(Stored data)
>> Start

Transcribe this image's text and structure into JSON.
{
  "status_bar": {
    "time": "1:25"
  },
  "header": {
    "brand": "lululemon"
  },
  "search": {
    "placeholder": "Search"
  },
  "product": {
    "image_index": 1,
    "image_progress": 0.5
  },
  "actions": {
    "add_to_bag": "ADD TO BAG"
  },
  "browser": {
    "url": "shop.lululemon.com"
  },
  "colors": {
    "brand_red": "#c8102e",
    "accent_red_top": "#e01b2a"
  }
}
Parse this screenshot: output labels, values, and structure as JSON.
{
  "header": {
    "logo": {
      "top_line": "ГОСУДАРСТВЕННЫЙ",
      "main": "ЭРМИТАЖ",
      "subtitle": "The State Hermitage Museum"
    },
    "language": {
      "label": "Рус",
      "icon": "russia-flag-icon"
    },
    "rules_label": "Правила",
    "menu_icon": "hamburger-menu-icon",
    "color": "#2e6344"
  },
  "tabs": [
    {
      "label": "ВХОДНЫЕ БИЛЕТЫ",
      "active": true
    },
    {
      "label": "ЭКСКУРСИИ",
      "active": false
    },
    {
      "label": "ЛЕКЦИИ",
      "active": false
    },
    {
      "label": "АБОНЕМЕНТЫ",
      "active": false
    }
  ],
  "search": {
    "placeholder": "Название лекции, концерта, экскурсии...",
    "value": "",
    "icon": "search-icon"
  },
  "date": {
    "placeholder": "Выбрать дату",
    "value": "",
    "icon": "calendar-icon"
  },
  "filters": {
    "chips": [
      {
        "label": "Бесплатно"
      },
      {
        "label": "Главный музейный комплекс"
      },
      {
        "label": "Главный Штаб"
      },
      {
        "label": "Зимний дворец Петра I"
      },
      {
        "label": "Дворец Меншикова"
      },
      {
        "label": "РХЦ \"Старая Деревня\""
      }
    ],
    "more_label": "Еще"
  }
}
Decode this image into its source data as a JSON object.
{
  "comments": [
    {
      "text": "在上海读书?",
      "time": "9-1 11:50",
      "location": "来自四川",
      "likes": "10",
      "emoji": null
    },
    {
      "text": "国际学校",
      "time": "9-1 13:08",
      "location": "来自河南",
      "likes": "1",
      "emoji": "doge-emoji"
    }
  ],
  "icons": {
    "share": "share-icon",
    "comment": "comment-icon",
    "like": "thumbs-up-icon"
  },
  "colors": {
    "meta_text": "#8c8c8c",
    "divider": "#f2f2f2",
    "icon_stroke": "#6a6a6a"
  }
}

>> End

## Work required
Look through the data above. Copy every line with the string "structure" in it.

## The output
Transcribe this image's text and structure into JSON.
Parse this screenshot: output labels, values, and structure as JSON.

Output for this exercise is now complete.